_Task details_:
In your copy, repeat the records exactly and leave out the pictures.

Dataset items
(begin)
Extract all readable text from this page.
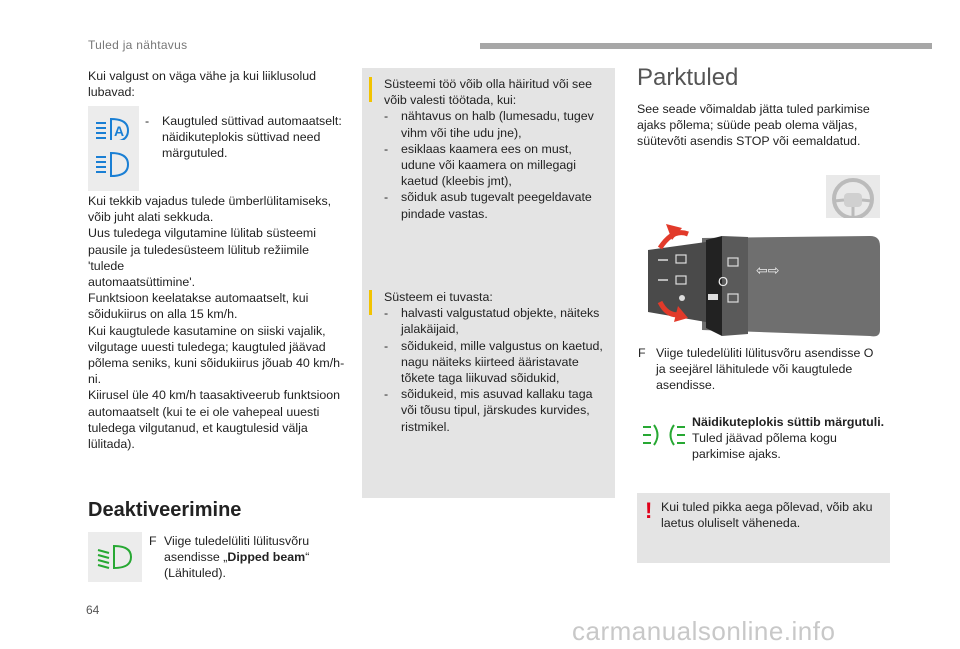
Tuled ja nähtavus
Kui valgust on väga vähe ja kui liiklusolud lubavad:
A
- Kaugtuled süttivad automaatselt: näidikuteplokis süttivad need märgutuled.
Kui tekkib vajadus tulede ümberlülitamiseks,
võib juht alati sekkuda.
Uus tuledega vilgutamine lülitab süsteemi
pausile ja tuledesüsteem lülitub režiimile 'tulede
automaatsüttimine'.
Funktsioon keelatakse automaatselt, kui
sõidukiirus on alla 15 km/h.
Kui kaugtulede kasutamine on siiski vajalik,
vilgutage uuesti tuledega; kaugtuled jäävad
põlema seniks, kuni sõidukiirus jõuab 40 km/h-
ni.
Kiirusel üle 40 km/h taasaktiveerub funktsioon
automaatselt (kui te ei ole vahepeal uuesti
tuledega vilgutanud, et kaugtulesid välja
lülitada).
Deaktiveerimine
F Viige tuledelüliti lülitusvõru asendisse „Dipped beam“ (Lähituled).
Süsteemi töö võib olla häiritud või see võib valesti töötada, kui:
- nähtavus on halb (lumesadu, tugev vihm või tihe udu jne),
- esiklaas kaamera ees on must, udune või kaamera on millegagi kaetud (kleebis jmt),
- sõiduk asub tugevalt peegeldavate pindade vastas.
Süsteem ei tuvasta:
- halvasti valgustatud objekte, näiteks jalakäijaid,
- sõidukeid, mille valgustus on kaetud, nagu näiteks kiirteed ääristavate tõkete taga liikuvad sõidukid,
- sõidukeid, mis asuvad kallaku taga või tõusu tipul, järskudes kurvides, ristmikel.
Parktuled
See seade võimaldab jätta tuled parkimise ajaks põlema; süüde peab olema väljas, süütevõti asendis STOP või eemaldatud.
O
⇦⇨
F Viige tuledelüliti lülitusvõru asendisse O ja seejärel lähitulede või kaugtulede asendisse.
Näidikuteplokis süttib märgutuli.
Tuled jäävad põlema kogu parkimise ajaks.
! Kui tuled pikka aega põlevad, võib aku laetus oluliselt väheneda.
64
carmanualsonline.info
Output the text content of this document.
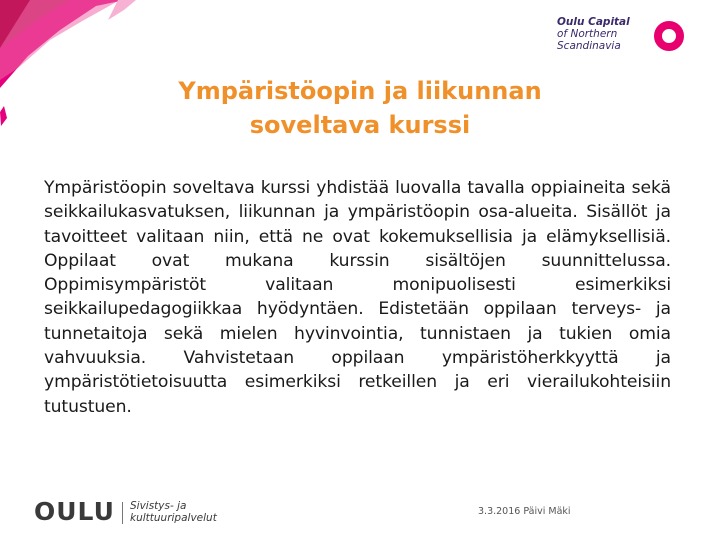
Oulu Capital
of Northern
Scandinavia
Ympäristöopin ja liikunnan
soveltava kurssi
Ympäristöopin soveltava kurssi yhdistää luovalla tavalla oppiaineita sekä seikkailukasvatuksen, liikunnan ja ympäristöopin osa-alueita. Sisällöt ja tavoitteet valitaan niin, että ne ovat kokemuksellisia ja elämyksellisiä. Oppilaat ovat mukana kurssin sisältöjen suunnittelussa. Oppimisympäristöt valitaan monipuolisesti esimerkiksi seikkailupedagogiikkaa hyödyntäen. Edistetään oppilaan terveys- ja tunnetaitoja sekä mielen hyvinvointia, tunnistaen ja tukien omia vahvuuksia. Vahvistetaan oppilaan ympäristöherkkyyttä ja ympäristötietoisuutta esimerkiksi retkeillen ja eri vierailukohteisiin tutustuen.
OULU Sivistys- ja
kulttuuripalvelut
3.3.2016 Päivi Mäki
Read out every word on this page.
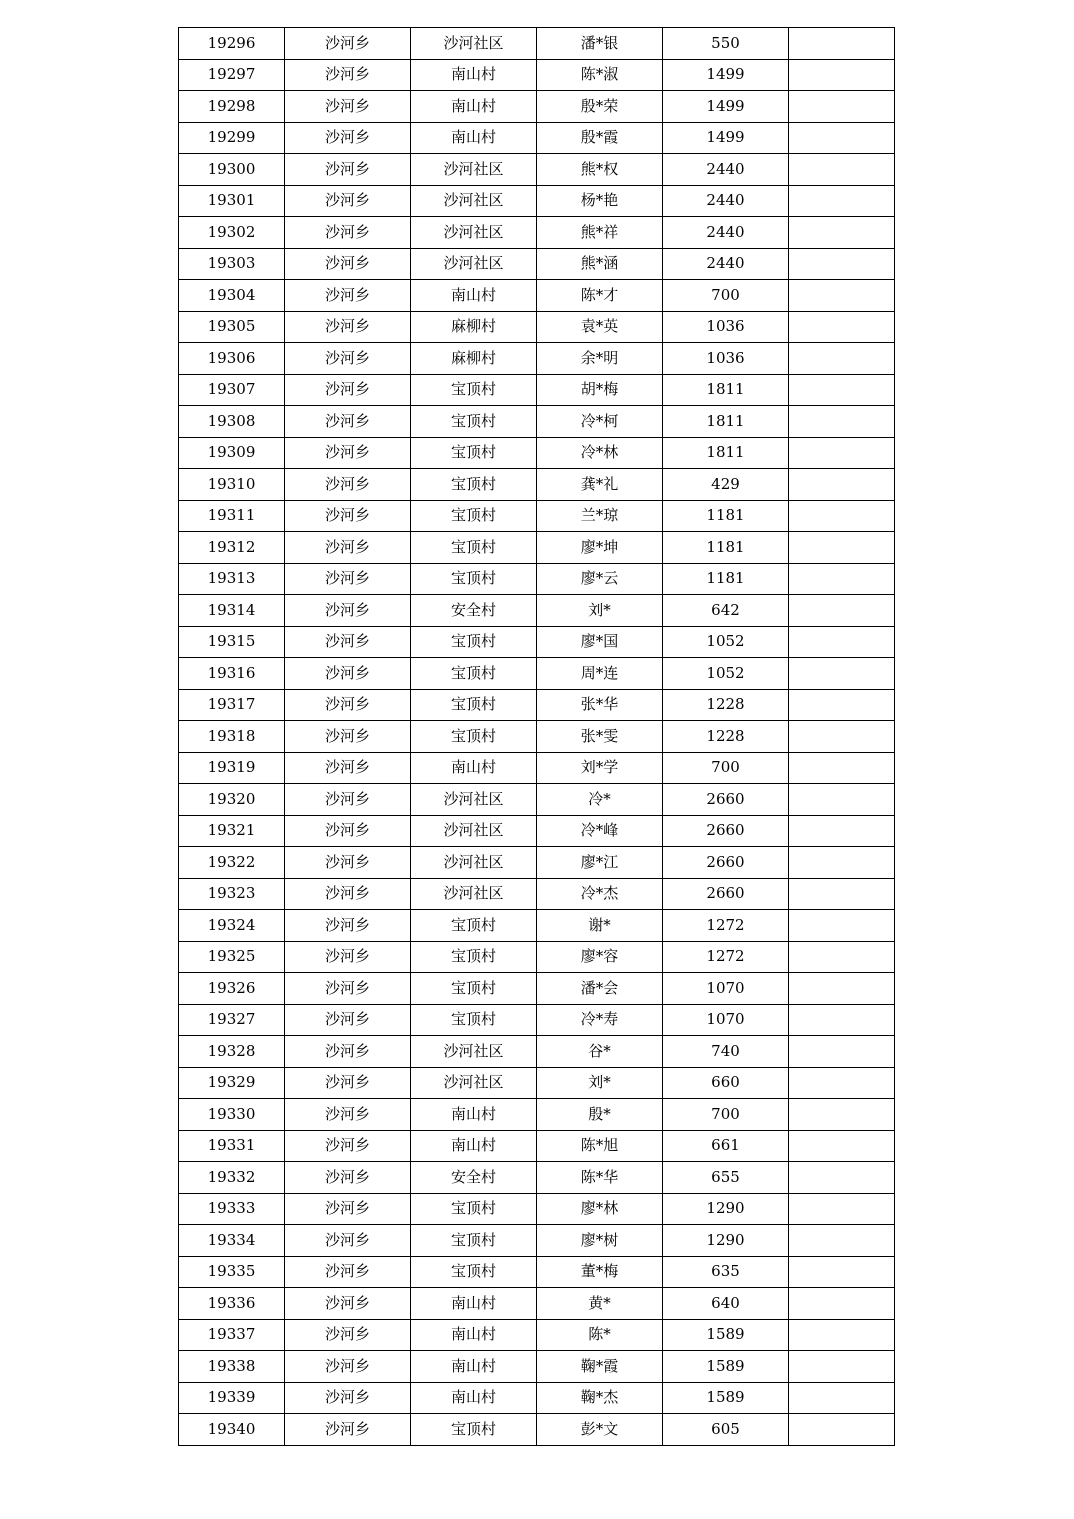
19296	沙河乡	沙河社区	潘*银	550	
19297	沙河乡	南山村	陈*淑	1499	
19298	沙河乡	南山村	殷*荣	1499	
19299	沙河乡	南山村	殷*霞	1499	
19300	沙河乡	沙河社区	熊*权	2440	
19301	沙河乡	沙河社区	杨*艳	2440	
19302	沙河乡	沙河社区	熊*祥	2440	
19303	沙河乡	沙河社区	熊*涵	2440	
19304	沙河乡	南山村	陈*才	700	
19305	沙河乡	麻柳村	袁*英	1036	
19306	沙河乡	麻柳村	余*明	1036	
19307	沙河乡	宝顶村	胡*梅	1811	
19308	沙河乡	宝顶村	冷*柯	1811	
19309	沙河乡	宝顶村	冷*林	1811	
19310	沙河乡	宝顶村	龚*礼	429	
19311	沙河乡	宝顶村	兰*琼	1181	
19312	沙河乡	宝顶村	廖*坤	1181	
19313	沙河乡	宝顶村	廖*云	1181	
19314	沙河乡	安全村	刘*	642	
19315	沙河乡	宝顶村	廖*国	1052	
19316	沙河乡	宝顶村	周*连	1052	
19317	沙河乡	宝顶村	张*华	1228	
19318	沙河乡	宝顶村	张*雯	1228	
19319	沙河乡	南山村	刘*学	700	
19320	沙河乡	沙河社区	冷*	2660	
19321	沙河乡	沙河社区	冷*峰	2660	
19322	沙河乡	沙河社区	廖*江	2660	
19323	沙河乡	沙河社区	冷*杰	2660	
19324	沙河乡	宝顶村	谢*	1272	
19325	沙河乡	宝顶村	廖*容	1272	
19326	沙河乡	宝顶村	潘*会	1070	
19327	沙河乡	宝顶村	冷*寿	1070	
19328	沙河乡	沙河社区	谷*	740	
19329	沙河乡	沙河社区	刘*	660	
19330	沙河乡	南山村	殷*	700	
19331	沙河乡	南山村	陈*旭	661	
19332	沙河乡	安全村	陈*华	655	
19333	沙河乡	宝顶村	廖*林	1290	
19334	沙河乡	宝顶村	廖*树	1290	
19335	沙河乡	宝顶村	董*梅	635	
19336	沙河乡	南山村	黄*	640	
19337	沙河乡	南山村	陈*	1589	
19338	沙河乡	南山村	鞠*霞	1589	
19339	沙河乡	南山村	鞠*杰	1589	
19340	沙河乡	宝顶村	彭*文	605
(end)
_Complete response_:
Extract all readable text from this page.
Tuled ja nähtavus
Kui valgust on väga vähe ja kui liiklusolud lubavad:
A
- Kaugtuled süttivad automaatselt: näidikuteplokis süttivad need märgutuled.
Kui tekkib vajadus tulede ümberlülitamiseks,
võib juht alati sekkuda.
Uus tuledega vilgutamine lülitab süsteemi
pausile ja tuledesüsteem lülitub režiimile 'tulede
automaatsüttimine'.
Funktsioon keelatakse automaatselt, kui
sõidukiirus on alla 15 km/h.
Kui kaugtulede kasutamine on siiski vajalik,
vilgutage uuesti tuledega; kaugtuled jäävad
põlema seniks, kuni sõidukiirus jõuab 40 km/h-
ni.
Kiirusel üle 40 km/h taasaktiveerub funktsioon
automaatselt (kui te ei ole vahepeal uuesti
tuledega vilgutanud, et kaugtulesid välja
lülitada).
Deaktiveerimine
F Viige tuledelüliti lülitusvõru asendisse „Dipped beam“ (Lähituled).
Süsteemi töö võib olla häiritud või see võib valesti töötada, kui:
- nähtavus on halb (lumesadu, tugev vihm või tihe udu jne),
- esiklaas kaamera ees on must, udune või kaamera on millegagi kaetud (kleebis jmt),
- sõiduk asub tugevalt peegeldavate pindade vastas.
Süsteem ei tuvasta:
- halvasti valgustatud objekte, näiteks jalakäijaid,
- sõidukeid, mille valgustus on kaetud, nagu näiteks kiirteed ääristavate tõkete taga liikuvad sõidukid,
- sõidukeid, mis asuvad kallaku taga või tõusu tipul, järskudes kurvides, ristmikel.
Parktuled
See seade võimaldab jätta tuled parkimise ajaks põlema; süüde peab olema väljas, süütevõti asendis STOP või eemaldatud.
O
⇦⇨
F Viige tuledelüliti lülitusvõru asendisse O ja seejärel lähitulede või kaugtulede asendisse.
Näidikuteplokis süttib märgutuli.
Tuled jäävad põlema kogu parkimise ajaks.
! Kui tuled pikka aega põlevad, võib aku laetus oluliselt väheneda.
64
carmanualsonline.info
Output the text content of this document.
Oulu Capital
of Northern
Scandinavia
Ympäristöopin ja liikunnan
soveltava kurssi
Ympäristöopin soveltava kurssi yhdistää luovalla tavalla oppiaineita sekä seikkailukasvatuksen, liikunnan ja ympäristöopin osa-alueita. Sisällöt ja tavoitteet valitaan niin, että ne ovat kokemuksellisia ja elämyksellisiä. Oppilaat ovat mukana kurssin sisältöjen suunnittelussa. Oppimisympäristöt valitaan monipuolisesti esimerkiksi seikkailupedagogiikkaa hyödyntäen. Edistetään oppilaan terveys- ja tunnetaitoja sekä mielen hyvinvointia, tunnistaen ja tukien omia vahvuuksia. Vahvistetaan oppilaan ympäristöherkkyyttä ja ympäristötietoisuutta esimerkiksi retkeillen ja eri vierailukohteisiin tutustuen.
OULU Sivistys- ja
kulttuuripalvelut
3.3.2016 Päivi Mäki
Read out every word on this page.
19296	沙河乡	沙河社区	潘*银	550	
19297	沙河乡	南山村	陈*淑	1499	
19298	沙河乡	南山村	殷*荣	1499	
19299	沙河乡	南山村	殷*霞	1499	
19300	沙河乡	沙河社区	熊*权	2440	
19301	沙河乡	沙河社区	杨*艳	2440	
19302	沙河乡	沙河社区	熊*祥	2440	
19303	沙河乡	沙河社区	熊*涵	2440	
19304	沙河乡	南山村	陈*才	700	
19305	沙河乡	麻柳村	袁*英	1036	
19306	沙河乡	麻柳村	余*明	1036	
19307	沙河乡	宝顶村	胡*梅	1811	
19308	沙河乡	宝顶村	冷*柯	1811	
19309	沙河乡	宝顶村	冷*林	1811	
19310	沙河乡	宝顶村	龚*礼	429	
19311	沙河乡	宝顶村	兰*琼	1181	
19312	沙河乡	宝顶村	廖*坤	1181	
19313	沙河乡	宝顶村	廖*云	1181	
19314	沙河乡	安全村	刘*	642	
19315	沙河乡	宝顶村	廖*国	1052	
19316	沙河乡	宝顶村	周*连	1052	
19317	沙河乡	宝顶村	张*华	1228	
19318	沙河乡	宝顶村	张*雯	1228	
19319	沙河乡	南山村	刘*学	700	
19320	沙河乡	沙河社区	冷*	2660	
19321	沙河乡	沙河社区	冷*峰	2660	
19322	沙河乡	沙河社区	廖*江	2660	
19323	沙河乡	沙河社区	冷*杰	2660	
19324	沙河乡	宝顶村	谢*	1272	
19325	沙河乡	宝顶村	廖*容	1272	
19326	沙河乡	宝顶村	潘*会	1070	
19327	沙河乡	宝顶村	冷*寿	1070	
19328	沙河乡	沙河社区	谷*	740	
19329	沙河乡	沙河社区	刘*	660	
19330	沙河乡	南山村	殷*	700	
19331	沙河乡	南山村	陈*旭	661	
19332	沙河乡	安全村	陈*华	655	
19333	沙河乡	宝顶村	廖*林	1290	
19334	沙河乡	宝顶村	廖*树	1290	
19335	沙河乡	宝顶村	董*梅	635	
19336	沙河乡	南山村	黄*	640	
19337	沙河乡	南山村	陈*	1589	
19338	沙河乡	南山村	鞠*霞	1589	
19339	沙河乡	南山村	鞠*杰	1589	
19340	沙河乡	宝顶村	彭*文	605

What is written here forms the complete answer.